§ Aim of the exercise
Write the data below out exactly as it stands. Do not include the pictures.

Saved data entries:
[START]

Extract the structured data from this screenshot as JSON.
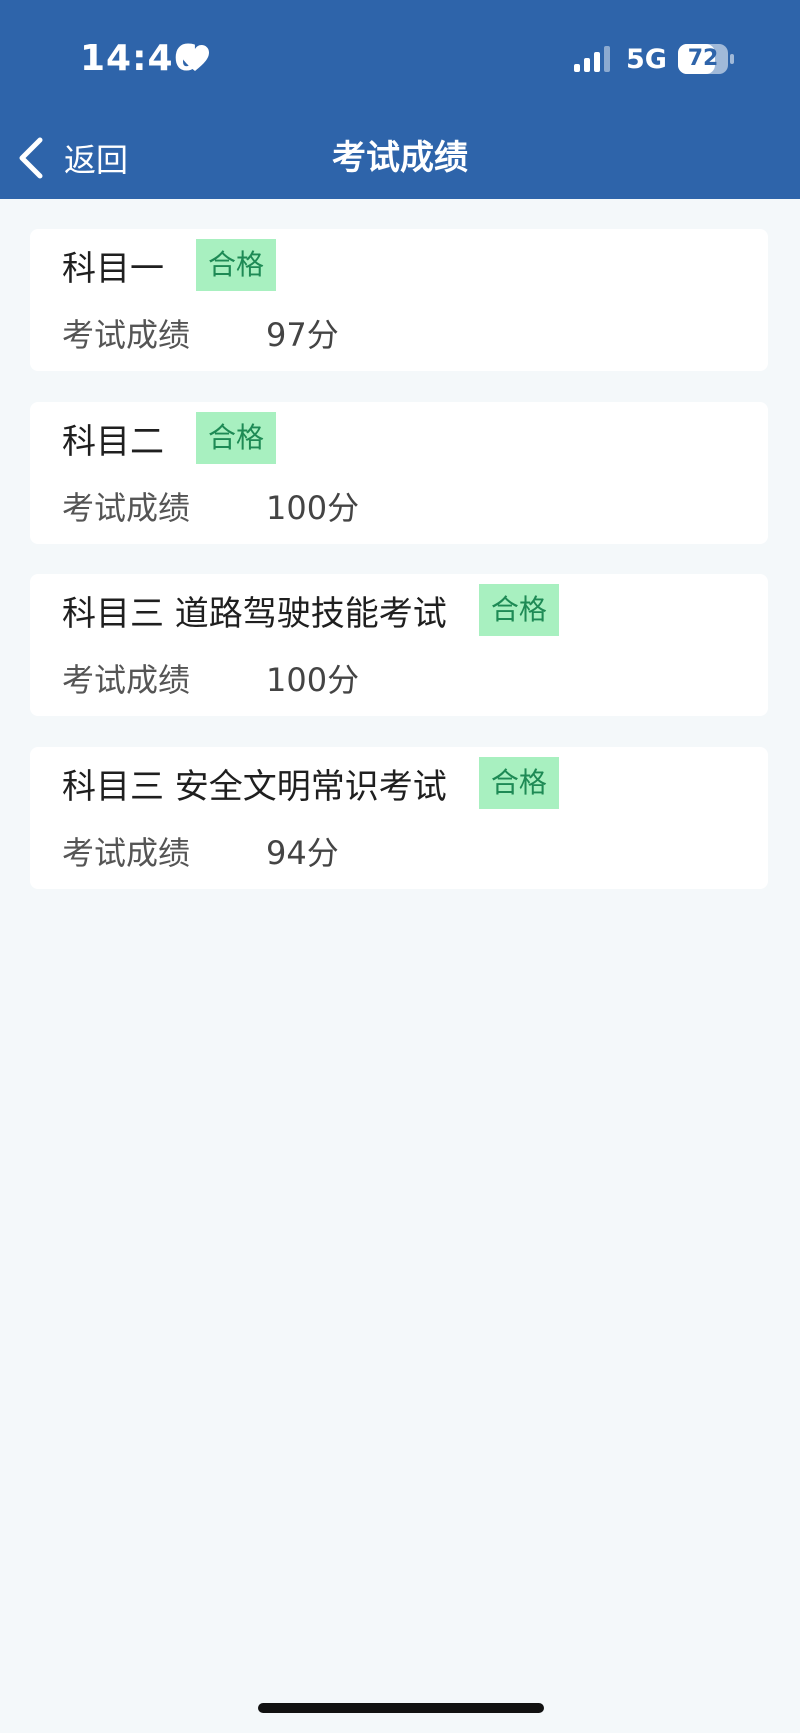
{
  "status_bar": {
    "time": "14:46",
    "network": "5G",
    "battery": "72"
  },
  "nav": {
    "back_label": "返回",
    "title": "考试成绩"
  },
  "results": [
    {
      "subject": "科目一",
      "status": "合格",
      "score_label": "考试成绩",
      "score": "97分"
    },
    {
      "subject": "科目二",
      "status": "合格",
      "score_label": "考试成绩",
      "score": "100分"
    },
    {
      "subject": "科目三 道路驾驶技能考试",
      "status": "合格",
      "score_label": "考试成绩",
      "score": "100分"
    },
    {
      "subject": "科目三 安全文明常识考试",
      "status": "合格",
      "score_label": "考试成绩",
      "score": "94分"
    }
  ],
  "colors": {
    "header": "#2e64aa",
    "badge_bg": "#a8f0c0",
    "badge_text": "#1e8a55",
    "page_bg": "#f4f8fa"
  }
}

[END]

§ Output of the exercise
Extract the structured data from this screenshot as JSON.
{
  "status_bar": {
    "time": "14:46",
    "network": "5G",
    "battery": "72"
  },
  "nav": {
    "back_label": "返回",
    "title": "考试成绩"
  },
  "results": [
    {
      "subject": "科目一",
      "status": "合格",
      "score_label": "考试成绩",
      "score": "97分"
    },
    {
      "subject": "科目二",
      "status": "合格",
      "score_label": "考试成绩",
      "score": "100分"
    },
    {
      "subject": "科目三 道路驾驶技能考试",
      "status": "合格",
      "score_label": "考试成绩",
      "score": "100分"
    },
    {
      "subject": "科目三 安全文明常识考试",
      "status": "合格",
      "score_label": "考试成绩",
      "score": "94分"
    }
  ],
  "colors": {
    "header": "#2e64aa",
    "badge_bg": "#a8f0c0",
    "badge_text": "#1e8a55",
    "page_bg": "#f4f8fa"
  }
}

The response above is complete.